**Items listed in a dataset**
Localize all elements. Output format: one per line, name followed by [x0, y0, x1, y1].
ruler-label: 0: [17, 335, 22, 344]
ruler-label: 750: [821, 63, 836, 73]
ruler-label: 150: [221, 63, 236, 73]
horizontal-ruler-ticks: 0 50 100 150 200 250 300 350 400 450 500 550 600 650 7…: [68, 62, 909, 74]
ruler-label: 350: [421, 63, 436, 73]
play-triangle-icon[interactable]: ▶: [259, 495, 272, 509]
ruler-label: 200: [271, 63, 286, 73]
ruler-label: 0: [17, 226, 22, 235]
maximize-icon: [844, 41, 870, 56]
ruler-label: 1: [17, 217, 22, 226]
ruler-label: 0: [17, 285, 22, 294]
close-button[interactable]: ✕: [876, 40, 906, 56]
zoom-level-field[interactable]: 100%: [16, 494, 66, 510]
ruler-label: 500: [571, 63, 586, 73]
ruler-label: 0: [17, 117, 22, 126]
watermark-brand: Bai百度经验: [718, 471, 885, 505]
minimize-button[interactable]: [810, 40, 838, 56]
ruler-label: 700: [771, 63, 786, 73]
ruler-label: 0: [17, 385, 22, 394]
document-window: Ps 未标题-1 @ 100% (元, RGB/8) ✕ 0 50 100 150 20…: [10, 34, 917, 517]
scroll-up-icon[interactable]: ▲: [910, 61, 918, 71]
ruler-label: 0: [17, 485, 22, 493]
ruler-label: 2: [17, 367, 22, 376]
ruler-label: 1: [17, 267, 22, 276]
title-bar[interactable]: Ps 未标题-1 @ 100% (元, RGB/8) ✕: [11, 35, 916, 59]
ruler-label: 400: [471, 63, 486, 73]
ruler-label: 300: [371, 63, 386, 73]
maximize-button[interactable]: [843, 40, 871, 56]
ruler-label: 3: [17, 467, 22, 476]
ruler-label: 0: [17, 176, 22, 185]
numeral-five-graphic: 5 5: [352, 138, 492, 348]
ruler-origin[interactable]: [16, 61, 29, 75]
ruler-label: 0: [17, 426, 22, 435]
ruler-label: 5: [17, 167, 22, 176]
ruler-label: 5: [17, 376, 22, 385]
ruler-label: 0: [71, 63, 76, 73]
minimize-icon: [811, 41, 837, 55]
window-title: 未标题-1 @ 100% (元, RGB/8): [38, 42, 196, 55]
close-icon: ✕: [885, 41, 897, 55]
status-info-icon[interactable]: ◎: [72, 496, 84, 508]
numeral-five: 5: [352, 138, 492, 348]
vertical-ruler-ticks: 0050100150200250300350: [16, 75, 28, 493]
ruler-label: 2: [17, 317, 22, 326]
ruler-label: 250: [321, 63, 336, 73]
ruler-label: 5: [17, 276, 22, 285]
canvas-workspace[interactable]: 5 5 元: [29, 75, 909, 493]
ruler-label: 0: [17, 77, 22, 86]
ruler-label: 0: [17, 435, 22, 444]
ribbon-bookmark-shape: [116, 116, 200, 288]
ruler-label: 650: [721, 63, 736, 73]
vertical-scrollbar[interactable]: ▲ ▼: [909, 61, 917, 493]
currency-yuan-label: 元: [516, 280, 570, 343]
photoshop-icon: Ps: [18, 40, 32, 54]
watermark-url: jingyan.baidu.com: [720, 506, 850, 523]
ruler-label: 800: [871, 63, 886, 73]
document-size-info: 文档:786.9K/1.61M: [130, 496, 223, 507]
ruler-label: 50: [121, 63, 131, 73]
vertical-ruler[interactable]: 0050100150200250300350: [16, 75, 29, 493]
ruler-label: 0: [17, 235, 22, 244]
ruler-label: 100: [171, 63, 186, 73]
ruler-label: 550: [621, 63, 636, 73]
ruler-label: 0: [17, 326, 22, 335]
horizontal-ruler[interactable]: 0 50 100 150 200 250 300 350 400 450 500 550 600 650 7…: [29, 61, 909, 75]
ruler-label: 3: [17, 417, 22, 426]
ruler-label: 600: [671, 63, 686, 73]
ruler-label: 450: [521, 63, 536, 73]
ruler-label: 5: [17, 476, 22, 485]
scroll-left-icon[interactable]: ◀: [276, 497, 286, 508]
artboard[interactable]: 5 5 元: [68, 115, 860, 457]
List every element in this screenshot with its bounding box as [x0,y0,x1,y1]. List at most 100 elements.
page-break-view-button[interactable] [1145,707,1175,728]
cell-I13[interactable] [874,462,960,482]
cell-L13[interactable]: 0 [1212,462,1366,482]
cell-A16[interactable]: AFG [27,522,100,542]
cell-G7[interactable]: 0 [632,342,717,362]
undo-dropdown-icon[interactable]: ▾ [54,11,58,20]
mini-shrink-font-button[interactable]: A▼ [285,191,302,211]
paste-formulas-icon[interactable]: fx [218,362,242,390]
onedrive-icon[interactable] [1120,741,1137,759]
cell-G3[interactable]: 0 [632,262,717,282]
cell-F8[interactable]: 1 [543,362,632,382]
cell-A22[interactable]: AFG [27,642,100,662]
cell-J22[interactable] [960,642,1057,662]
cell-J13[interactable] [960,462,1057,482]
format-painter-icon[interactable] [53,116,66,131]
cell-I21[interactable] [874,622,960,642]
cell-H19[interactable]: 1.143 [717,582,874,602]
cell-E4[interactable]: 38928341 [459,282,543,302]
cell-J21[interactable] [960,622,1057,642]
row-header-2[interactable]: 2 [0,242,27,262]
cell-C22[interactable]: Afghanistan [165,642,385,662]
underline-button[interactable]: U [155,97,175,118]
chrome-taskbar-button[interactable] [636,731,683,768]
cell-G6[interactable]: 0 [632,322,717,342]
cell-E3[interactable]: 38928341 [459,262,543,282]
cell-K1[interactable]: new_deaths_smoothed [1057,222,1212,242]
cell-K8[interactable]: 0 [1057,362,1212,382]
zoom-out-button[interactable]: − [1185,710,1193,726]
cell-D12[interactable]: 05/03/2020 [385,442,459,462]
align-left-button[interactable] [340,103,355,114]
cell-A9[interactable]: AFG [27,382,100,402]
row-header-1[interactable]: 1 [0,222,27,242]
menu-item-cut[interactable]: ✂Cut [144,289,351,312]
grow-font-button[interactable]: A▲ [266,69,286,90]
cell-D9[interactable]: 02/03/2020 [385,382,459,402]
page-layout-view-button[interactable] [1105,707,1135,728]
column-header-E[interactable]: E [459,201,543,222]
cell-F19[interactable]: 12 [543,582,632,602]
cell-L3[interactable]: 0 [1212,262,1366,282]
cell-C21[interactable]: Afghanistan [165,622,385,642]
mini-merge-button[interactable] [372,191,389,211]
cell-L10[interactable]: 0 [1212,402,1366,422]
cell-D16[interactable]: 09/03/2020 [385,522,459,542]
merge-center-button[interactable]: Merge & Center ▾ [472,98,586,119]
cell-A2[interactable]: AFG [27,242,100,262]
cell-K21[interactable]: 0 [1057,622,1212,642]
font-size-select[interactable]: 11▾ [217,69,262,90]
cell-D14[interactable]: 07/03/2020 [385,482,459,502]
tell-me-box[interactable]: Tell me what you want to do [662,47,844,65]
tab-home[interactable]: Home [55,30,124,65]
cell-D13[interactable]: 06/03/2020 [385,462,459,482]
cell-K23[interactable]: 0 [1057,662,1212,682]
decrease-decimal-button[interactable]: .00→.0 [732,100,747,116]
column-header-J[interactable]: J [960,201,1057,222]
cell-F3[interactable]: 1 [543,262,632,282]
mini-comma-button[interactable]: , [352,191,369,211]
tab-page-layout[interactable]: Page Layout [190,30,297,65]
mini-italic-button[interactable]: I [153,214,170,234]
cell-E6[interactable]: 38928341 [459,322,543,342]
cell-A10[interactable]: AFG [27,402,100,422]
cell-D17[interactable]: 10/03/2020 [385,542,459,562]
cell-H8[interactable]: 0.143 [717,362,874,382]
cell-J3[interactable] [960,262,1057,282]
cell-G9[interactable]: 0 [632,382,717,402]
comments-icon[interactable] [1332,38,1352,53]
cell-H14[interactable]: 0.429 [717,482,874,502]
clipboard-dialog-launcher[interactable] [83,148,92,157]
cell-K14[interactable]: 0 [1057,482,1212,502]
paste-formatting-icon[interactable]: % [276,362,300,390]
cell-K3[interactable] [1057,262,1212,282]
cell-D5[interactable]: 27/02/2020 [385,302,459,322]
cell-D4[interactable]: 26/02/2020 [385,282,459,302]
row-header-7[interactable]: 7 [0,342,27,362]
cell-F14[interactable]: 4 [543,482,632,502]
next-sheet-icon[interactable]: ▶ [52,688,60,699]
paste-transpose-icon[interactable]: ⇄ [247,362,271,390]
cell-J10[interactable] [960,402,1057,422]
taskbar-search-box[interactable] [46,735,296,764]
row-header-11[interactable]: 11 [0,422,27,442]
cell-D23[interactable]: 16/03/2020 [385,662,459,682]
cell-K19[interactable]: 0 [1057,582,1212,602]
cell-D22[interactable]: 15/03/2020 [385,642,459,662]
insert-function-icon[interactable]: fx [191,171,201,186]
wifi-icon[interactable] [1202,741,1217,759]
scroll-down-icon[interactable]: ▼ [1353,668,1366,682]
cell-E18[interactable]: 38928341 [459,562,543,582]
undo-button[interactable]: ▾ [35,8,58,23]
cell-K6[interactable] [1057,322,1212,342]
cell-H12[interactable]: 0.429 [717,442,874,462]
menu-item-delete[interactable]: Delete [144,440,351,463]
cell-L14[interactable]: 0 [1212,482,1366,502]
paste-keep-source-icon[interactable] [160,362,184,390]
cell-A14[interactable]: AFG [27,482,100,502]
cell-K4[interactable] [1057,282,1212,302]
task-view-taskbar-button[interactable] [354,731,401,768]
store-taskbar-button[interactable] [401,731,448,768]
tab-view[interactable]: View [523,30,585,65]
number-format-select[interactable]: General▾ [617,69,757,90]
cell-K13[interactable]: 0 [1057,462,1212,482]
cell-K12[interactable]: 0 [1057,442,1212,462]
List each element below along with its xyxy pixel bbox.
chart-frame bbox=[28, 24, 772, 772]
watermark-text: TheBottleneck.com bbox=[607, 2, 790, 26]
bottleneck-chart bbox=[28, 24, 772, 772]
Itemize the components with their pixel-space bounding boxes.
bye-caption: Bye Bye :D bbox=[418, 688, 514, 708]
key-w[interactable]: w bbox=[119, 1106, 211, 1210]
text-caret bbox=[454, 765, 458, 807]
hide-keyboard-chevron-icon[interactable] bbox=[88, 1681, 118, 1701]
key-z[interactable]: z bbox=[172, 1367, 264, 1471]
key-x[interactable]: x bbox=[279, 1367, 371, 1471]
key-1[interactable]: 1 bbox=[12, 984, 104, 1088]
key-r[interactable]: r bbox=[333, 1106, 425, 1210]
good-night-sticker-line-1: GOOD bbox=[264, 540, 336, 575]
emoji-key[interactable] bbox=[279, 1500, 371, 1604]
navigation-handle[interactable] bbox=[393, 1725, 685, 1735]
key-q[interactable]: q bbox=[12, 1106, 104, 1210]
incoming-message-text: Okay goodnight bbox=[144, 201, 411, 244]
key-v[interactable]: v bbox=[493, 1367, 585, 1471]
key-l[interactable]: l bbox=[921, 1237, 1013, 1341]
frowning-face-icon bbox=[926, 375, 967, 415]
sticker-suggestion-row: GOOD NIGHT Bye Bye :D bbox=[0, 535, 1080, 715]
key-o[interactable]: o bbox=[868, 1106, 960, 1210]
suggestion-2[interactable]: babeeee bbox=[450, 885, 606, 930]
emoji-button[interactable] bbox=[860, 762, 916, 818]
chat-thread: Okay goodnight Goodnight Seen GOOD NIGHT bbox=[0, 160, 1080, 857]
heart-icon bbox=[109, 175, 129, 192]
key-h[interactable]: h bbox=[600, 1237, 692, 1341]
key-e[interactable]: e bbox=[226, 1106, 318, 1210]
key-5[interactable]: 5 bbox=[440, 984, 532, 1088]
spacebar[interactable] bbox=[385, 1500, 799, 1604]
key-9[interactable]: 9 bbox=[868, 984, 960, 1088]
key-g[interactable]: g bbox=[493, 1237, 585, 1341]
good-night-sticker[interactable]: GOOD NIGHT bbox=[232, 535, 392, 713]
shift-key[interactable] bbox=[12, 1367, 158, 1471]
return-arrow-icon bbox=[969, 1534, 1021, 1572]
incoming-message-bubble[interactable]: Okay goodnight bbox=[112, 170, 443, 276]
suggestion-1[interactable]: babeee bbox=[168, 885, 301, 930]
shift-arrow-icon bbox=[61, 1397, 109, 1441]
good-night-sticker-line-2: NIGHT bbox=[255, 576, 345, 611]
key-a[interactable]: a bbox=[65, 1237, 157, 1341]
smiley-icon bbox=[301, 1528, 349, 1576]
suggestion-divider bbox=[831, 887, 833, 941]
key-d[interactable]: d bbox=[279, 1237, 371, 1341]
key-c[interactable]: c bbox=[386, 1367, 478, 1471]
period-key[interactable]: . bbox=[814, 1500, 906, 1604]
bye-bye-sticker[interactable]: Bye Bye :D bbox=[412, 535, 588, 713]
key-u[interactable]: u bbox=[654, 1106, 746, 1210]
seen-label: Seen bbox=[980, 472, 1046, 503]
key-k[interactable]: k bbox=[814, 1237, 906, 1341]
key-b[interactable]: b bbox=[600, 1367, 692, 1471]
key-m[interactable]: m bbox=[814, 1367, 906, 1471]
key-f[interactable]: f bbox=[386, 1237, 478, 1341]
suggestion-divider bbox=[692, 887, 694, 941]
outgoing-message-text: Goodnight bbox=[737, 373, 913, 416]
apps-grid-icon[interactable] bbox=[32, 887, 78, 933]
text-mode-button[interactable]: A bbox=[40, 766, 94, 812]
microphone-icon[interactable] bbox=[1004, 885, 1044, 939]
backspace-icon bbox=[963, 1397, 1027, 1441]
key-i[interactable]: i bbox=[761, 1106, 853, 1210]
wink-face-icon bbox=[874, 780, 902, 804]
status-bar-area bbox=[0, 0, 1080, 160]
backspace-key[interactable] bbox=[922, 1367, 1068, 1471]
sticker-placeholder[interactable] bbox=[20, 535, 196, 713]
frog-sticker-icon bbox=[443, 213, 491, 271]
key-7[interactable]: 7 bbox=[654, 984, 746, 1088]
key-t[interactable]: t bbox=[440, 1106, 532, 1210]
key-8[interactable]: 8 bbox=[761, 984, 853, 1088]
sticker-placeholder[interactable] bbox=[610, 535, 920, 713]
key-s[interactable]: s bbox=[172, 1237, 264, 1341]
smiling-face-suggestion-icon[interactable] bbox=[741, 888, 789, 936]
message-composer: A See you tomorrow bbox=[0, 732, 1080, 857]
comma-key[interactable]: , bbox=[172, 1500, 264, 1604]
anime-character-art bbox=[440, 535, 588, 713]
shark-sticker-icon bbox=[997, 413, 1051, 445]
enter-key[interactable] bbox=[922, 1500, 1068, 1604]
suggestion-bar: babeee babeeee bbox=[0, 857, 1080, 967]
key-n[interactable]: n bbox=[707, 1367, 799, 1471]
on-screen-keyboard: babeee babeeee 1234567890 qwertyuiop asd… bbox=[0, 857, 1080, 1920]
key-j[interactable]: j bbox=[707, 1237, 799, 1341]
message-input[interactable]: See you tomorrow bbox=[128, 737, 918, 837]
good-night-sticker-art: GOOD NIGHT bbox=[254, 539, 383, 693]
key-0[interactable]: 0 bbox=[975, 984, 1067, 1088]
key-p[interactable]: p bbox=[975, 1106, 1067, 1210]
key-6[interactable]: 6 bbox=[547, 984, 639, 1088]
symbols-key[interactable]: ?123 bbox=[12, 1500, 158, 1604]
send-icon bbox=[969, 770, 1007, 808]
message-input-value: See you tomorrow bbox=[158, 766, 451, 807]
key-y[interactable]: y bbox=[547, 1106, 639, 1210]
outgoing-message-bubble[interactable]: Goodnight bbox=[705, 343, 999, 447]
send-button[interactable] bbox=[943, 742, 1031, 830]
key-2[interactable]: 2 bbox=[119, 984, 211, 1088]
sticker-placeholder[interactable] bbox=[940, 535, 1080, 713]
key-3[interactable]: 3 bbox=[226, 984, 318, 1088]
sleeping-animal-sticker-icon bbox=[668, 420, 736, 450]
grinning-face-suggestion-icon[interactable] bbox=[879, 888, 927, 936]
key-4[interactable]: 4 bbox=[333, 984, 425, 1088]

**Instruction**
Starting at the top of the listing and ending after the line containing "ruler-label: 1: [17, 267, 22, 276]", write those lines out again with "watermark-brand" renamed to "watermark-logo" and nothing else altered.

**Problem solution**
Localize all elements. Output format: one per line, name followed by [x0, y0, x1, y1].
ruler-label: 0: [17, 335, 22, 344]
ruler-label: 750: [821, 63, 836, 73]
ruler-label: 150: [221, 63, 236, 73]
horizontal-ruler-ticks: 0 50 100 150 200 250 300 350 400 450 500 550 600 650 7…: [68, 62, 909, 74]
ruler-label: 350: [421, 63, 436, 73]
play-triangle-icon[interactable]: ▶: [259, 495, 272, 509]
ruler-label: 200: [271, 63, 286, 73]
ruler-label: 0: [17, 226, 22, 235]
maximize-icon: [844, 41, 870, 56]
ruler-label: 1: [17, 217, 22, 226]
ruler-label: 0: [17, 285, 22, 294]
close-button[interactable]: ✕: [876, 40, 906, 56]
zoom-level-field[interactable]: 100%: [16, 494, 66, 510]
ruler-label: 500: [571, 63, 586, 73]
ruler-label: 0: [17, 117, 22, 126]
watermark-logo: Bai百度经验: [718, 471, 885, 505]
minimize-button[interactable]: [810, 40, 838, 56]
ruler-label: 700: [771, 63, 786, 73]
ruler-label: 0: [17, 385, 22, 394]
document-window: Ps 未标题-1 @ 100% (元, RGB/8) ✕ 0 50 100 150 20…: [10, 34, 917, 517]
scroll-up-icon[interactable]: ▲: [910, 61, 918, 71]
ruler-label: 0: [17, 485, 22, 493]
ruler-label: 2: [17, 367, 22, 376]
ruler-label: 1: [17, 267, 22, 276]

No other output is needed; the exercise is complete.